----- Exercise material -----

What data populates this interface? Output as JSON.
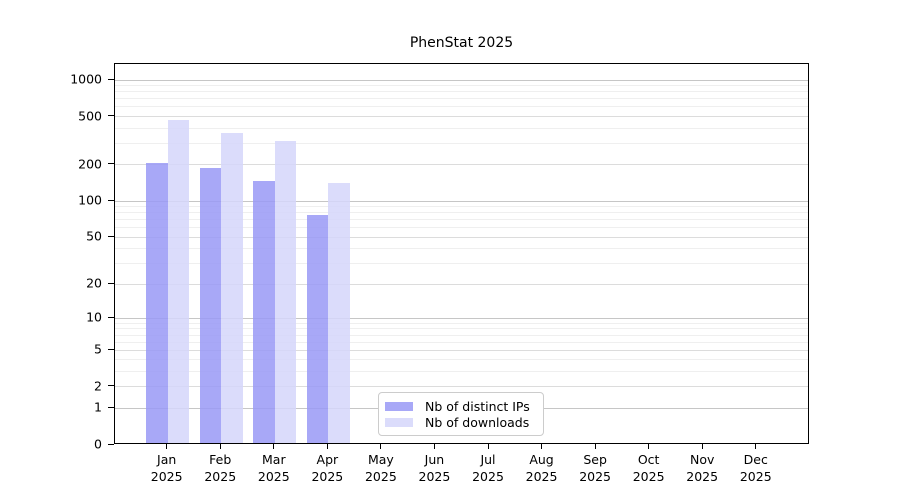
{
  "chart_data": {
    "type": "bar",
    "title": "PhenStat 2025",
    "year_label": "2025",
    "months": [
      "Jan",
      "Feb",
      "Mar",
      "Apr",
      "May",
      "Jun",
      "Jul",
      "Aug",
      "Sep",
      "Oct",
      "Nov",
      "Dec"
    ],
    "y_scale": "log10(value+1)",
    "y_ticks": [
      0,
      1,
      2,
      5,
      10,
      20,
      50,
      100,
      200,
      500,
      1000
    ],
    "y_max": 1355,
    "grid": "horizontal-only",
    "legend_position": "bottom-center",
    "series": [
      {
        "key": "distinct-ips",
        "name": "Nb of distinct IPs",
        "color": "rgba(153,153,246,0.85)",
        "values": [
          200,
          180,
          142,
          74,
          null,
          null,
          null,
          null,
          null,
          null,
          null,
          null
        ]
      },
      {
        "key": "downloads",
        "name": "Nb of downloads",
        "color": "rgba(213,214,250,0.85)",
        "values": [
          455,
          350,
          305,
          137,
          null,
          null,
          null,
          null,
          null,
          null,
          null,
          null
        ]
      }
    ]
  },
  "colors": {
    "background": "#ffffff",
    "axis": "#000000",
    "text": "#000000",
    "grid_major": "#c6c6c6",
    "grid_mid": "#dcdcdc",
    "grid_minor": "#efefef",
    "legend_border": "#cccccc"
  }
}
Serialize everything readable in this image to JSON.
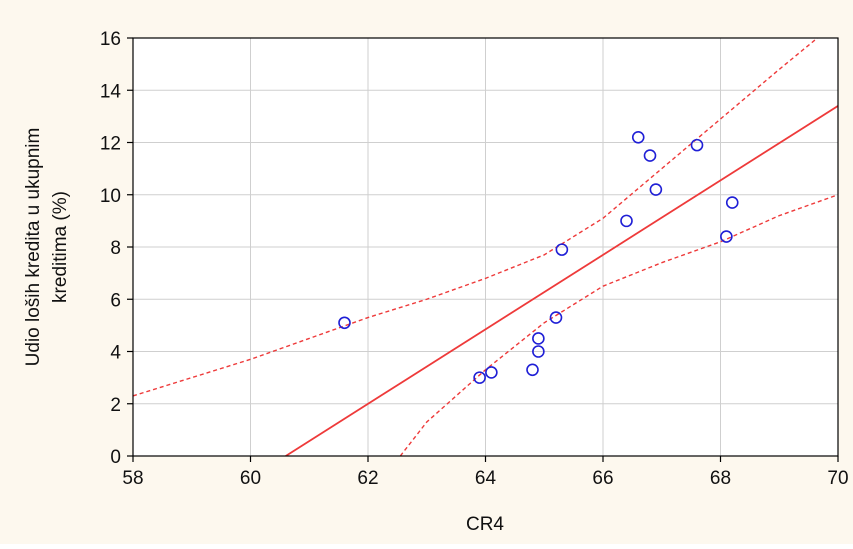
{
  "chart_data": {
    "type": "scatter",
    "title": "",
    "xlabel": "CR4",
    "ylabel_lines": [
      "Udio loših kredita u ukupnim",
      "kreditima (%)"
    ],
    "xlim": [
      58,
      70
    ],
    "ylim": [
      0,
      16
    ],
    "xticks": [
      58,
      60,
      62,
      64,
      66,
      68,
      70
    ],
    "yticks": [
      0,
      2,
      4,
      6,
      8,
      10,
      12,
      14,
      16
    ],
    "grid": true,
    "points": [
      {
        "x": 61.6,
        "y": 5.1
      },
      {
        "x": 63.9,
        "y": 3.0
      },
      {
        "x": 64.1,
        "y": 3.2
      },
      {
        "x": 64.8,
        "y": 3.3
      },
      {
        "x": 64.9,
        "y": 4.0
      },
      {
        "x": 64.9,
        "y": 4.5
      },
      {
        "x": 65.2,
        "y": 5.3
      },
      {
        "x": 65.3,
        "y": 7.9
      },
      {
        "x": 66.4,
        "y": 9.0
      },
      {
        "x": 66.6,
        "y": 12.2
      },
      {
        "x": 66.8,
        "y": 11.5
      },
      {
        "x": 66.9,
        "y": 10.2
      },
      {
        "x": 67.6,
        "y": 11.9
      },
      {
        "x": 68.1,
        "y": 8.4
      },
      {
        "x": 68.2,
        "y": 9.7
      }
    ],
    "regression_line": {
      "x": [
        60.6,
        70.0
      ],
      "y": [
        0.0,
        13.4
      ]
    },
    "confidence_upper": {
      "x": [
        58,
        59,
        60,
        61,
        62,
        63,
        64,
        65,
        66,
        67,
        68,
        69,
        69.65
      ],
      "y": [
        2.3,
        3.0,
        3.7,
        4.5,
        5.3,
        6.0,
        6.8,
        7.7,
        9.1,
        11.0,
        12.9,
        14.8,
        16.0
      ]
    },
    "confidence_lower": {
      "x": [
        62.55,
        63,
        64,
        65,
        66,
        67,
        68,
        69,
        70
      ],
      "y": [
        0.0,
        1.3,
        3.3,
        5.1,
        6.5,
        7.4,
        8.2,
        9.2,
        10.0
      ]
    },
    "colors": {
      "background": "#fdf8ee",
      "plot_background": "#ffffff",
      "grid": "#cfcfcf",
      "axis": "#000000",
      "points": "#1f1fd6",
      "regression": "#ee3a3a",
      "confidence": "#ee3a3a"
    }
  }
}
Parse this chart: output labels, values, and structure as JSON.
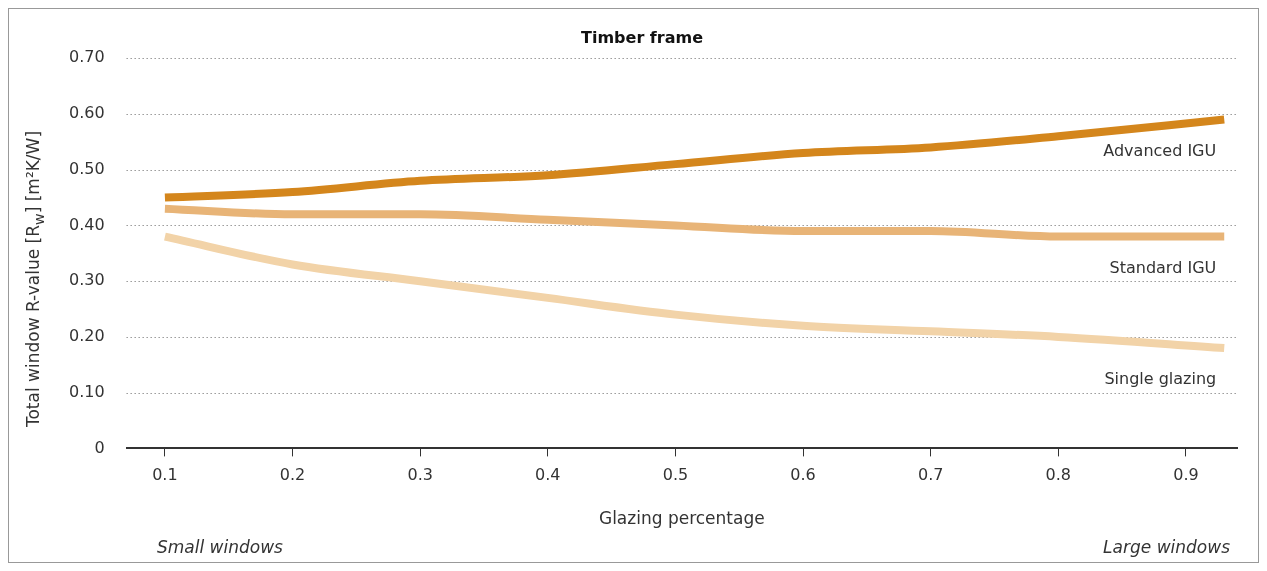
{
  "chart_data": {
    "type": "line",
    "title": "Timber frame",
    "xlabel": "Glazing percentage",
    "ylabel": "Total window R-value [R$_{w}$] [m²K/W]",
    "x": [
      0.1,
      0.2,
      0.3,
      0.4,
      0.5,
      0.6,
      0.7,
      0.8,
      0.93
    ],
    "series": [
      {
        "name": "Advanced IGU",
        "color": "#d4861c",
        "values": [
          0.45,
          0.46,
          0.48,
          0.49,
          0.51,
          0.53,
          0.54,
          0.56,
          0.59
        ]
      },
      {
        "name": "Standard IGU",
        "color": "#e8b477",
        "values": [
          0.43,
          0.42,
          0.42,
          0.41,
          0.4,
          0.39,
          0.39,
          0.38,
          0.38
        ]
      },
      {
        "name": "Single glazing",
        "color": "#f2d3a8",
        "values": [
          0.38,
          0.33,
          0.3,
          0.27,
          0.24,
          0.22,
          0.21,
          0.2,
          0.18
        ]
      }
    ],
    "xlim": [
      0.07,
      0.94
    ],
    "xticks": [
      0.1,
      0.2,
      0.3,
      0.4,
      0.5,
      0.6,
      0.7,
      0.8,
      0.9
    ],
    "ylim": [
      0,
      0.7
    ],
    "yticks": [
      {
        "value": 0,
        "label": "0"
      },
      {
        "value": 0.1,
        "label": "0.10"
      },
      {
        "value": 0.2,
        "label": "0.20"
      },
      {
        "value": 0.3,
        "label": "0.30"
      },
      {
        "value": 0.4,
        "label": "0.40"
      },
      {
        "value": 0.5,
        "label": "0.50"
      },
      {
        "value": 0.6,
        "label": "0.60"
      },
      {
        "value": 0.7,
        "label": "0.70"
      }
    ],
    "grid": "y",
    "line_style": "solid",
    "marker": "none",
    "legend": false,
    "annotations": [
      "Small windows",
      "Large windows"
    ]
  }
}
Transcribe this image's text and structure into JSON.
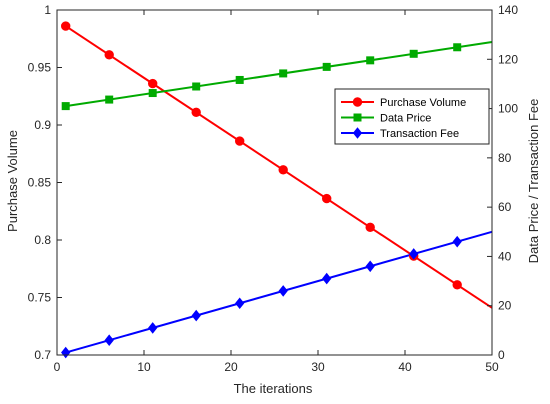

-----

**Short exercise**
Lines that hold the word "distinct" are the ones to return, every one of them.

**Exercise output**
        "key": "distinct-ips",
        "name": "Nb of distinct IPs",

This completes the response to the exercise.